----- INPUT ROWS

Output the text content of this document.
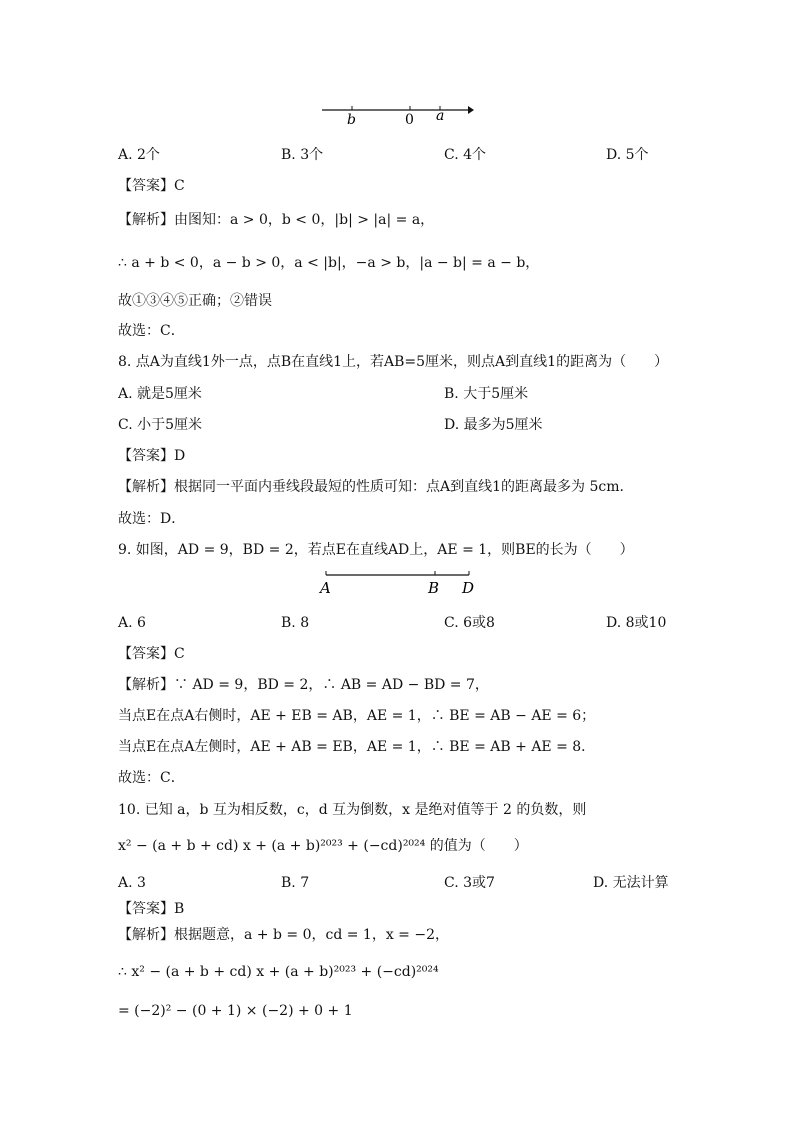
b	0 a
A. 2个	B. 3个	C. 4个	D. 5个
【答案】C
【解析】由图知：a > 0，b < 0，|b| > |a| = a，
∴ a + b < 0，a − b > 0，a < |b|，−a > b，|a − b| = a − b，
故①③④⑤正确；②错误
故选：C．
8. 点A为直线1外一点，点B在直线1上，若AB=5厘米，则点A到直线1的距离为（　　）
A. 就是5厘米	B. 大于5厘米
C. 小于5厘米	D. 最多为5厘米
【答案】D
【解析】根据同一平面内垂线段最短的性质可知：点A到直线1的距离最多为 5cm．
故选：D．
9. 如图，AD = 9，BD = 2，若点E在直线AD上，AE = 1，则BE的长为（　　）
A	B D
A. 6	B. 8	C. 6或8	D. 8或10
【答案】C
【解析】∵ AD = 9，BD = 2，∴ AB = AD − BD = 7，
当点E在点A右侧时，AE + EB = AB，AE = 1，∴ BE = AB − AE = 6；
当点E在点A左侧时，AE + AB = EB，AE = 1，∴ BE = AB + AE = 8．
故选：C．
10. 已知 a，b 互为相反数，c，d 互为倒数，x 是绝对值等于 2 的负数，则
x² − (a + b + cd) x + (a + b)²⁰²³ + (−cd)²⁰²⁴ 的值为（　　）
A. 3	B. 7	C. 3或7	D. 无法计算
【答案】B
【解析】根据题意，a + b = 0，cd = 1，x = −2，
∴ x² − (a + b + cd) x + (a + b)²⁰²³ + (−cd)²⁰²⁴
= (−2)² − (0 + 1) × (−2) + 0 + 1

----------

WHAT NEEDS TO BE DONE:
Show each line of the data that contains the string "²⁰²⁴".

IN RESPONSE:
x² − (a + b + cd) x + (a + b)²⁰²³ + (−cd)²⁰²⁴ 的值为（　　）
∴ x² − (a + b + cd) x + (a + b)²⁰²³ + (−cd)²⁰²⁴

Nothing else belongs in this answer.